-- Goal --
In the material below, list every line carrying the string "Premium".
= = = = = = =
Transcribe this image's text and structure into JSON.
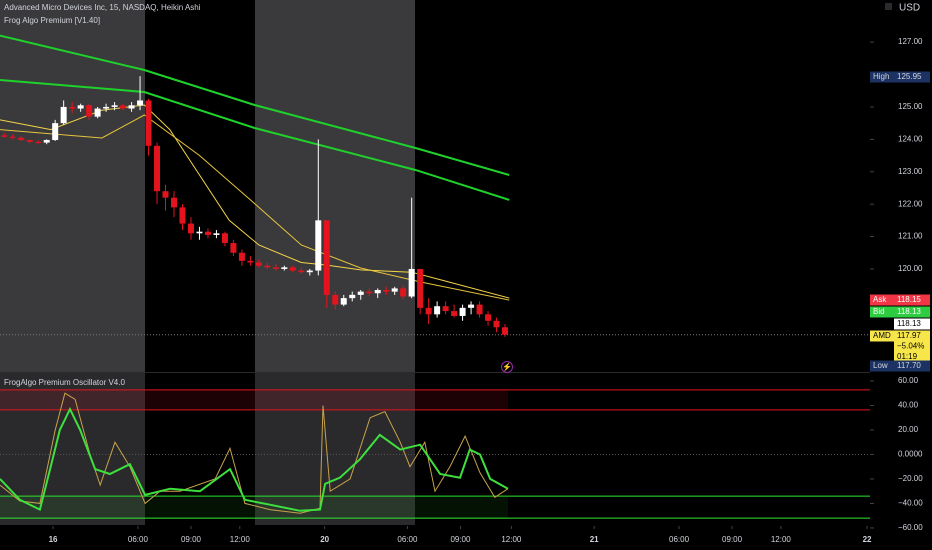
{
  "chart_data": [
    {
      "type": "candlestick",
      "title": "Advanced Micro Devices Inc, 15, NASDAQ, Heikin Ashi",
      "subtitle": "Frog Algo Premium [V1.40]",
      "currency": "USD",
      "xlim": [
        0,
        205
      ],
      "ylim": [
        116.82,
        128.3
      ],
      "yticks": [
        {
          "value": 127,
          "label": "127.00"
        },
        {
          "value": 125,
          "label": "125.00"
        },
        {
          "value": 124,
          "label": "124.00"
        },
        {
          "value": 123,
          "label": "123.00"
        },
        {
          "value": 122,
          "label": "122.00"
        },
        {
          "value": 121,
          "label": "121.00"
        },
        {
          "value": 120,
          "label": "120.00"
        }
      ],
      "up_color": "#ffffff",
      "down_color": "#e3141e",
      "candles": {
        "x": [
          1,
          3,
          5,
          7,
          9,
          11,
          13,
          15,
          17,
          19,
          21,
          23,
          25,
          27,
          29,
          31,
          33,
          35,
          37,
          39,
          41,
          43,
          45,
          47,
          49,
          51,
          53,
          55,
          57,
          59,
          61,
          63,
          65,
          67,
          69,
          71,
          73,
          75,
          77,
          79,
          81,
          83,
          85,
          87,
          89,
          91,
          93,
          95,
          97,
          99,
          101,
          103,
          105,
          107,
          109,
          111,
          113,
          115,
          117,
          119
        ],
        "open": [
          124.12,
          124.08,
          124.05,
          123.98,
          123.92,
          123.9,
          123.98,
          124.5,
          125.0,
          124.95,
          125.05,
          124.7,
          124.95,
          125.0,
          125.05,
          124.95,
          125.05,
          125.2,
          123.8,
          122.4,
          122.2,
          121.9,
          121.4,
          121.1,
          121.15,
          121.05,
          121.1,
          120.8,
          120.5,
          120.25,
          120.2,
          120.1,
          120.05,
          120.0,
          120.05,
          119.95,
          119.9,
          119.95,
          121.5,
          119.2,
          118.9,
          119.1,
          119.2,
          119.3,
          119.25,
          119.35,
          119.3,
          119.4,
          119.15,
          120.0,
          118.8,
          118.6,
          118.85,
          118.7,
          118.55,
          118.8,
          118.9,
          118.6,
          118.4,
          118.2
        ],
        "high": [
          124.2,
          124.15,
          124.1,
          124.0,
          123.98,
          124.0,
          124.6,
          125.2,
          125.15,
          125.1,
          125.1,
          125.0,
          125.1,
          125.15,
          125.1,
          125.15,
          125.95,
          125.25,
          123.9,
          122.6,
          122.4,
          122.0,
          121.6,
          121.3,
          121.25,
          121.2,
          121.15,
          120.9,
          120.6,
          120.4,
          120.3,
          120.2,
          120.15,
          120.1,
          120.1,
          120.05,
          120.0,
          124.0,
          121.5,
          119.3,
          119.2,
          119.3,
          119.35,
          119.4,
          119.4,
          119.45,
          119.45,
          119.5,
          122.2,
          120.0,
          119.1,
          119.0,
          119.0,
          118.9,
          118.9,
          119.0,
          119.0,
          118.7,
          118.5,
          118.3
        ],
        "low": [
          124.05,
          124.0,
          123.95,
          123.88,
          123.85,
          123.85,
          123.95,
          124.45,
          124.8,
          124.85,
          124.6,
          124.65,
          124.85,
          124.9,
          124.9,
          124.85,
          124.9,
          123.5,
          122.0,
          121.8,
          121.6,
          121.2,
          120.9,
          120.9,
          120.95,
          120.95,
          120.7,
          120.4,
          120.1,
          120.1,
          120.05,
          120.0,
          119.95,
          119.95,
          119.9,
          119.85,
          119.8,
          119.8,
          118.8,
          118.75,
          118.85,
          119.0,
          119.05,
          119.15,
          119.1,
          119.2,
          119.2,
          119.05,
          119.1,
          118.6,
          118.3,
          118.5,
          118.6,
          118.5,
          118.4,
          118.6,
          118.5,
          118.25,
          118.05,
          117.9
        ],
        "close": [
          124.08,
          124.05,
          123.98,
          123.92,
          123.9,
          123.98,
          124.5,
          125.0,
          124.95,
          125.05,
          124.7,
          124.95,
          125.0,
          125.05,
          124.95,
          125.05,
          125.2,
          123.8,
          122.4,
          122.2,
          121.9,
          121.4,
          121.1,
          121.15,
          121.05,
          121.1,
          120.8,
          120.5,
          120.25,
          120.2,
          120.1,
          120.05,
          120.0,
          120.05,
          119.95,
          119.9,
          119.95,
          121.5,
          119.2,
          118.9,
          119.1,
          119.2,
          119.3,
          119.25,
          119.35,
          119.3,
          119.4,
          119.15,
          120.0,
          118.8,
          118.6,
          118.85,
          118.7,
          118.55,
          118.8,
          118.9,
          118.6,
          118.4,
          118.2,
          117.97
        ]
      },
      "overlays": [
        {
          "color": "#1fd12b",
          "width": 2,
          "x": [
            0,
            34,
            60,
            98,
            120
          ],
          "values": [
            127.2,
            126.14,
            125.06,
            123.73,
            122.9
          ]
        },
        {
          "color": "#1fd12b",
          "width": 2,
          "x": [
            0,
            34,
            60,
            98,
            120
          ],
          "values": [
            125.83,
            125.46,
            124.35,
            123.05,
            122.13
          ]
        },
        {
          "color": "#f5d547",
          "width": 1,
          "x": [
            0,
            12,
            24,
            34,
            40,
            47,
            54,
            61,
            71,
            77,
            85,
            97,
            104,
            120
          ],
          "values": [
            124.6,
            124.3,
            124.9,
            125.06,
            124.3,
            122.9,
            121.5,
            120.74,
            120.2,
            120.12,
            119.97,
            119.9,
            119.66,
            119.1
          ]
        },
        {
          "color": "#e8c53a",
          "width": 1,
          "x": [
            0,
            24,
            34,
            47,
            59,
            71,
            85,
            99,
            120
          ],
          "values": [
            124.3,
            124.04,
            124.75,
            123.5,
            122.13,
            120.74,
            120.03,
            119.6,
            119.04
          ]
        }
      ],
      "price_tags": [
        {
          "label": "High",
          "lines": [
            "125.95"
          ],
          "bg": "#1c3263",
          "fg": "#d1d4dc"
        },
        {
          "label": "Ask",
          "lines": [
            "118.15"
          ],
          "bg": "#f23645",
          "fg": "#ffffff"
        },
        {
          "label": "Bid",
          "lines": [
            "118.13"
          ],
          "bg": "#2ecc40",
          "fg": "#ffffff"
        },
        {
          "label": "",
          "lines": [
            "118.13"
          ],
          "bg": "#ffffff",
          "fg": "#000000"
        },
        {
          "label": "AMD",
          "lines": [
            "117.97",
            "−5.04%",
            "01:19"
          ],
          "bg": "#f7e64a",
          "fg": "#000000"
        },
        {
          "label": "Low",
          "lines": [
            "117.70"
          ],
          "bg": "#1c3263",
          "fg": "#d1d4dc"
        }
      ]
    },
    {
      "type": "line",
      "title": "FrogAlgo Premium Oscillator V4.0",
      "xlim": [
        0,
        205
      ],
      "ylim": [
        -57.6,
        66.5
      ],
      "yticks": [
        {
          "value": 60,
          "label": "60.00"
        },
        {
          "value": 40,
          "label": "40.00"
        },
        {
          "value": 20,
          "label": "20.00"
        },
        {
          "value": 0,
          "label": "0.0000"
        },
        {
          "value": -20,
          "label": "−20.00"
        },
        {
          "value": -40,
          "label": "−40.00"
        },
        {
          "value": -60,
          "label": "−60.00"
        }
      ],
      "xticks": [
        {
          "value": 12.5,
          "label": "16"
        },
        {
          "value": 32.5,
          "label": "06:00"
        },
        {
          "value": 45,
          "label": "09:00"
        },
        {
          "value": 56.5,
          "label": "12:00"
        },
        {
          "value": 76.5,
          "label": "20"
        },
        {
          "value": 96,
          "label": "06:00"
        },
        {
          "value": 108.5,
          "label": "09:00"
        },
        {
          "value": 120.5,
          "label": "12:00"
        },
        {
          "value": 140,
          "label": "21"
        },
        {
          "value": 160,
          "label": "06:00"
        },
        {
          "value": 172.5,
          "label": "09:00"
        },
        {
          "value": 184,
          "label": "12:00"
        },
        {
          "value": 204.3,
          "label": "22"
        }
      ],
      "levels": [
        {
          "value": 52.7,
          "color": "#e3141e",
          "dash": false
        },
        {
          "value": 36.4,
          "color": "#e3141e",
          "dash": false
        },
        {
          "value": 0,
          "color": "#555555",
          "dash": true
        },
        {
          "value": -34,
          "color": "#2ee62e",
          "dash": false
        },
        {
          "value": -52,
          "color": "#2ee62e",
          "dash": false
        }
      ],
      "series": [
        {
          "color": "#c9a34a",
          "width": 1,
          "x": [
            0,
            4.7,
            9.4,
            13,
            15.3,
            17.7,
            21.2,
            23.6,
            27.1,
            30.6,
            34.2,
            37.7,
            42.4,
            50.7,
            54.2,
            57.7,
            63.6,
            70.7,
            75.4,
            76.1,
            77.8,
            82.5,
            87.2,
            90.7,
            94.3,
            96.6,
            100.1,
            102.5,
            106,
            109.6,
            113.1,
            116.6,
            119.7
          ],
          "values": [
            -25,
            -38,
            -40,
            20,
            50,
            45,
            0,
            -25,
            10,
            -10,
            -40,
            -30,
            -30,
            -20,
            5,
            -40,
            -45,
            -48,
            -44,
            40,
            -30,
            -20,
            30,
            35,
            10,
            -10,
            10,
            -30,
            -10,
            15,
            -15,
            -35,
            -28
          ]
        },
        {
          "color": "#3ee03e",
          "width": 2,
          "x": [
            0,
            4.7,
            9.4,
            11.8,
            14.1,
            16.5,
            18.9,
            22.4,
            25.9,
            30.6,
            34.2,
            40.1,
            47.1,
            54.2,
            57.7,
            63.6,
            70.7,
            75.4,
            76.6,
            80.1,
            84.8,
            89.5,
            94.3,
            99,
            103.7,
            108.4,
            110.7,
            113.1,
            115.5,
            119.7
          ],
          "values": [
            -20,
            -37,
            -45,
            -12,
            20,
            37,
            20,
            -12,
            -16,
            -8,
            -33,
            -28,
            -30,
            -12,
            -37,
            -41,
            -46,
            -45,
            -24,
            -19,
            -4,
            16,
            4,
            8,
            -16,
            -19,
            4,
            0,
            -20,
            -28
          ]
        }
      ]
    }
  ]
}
= = = = = = =
-- Complete response --
      "subtitle": "Frog Algo Premium [V1.40]",
      "title": "FrogAlgo Premium Oscillator V4.0",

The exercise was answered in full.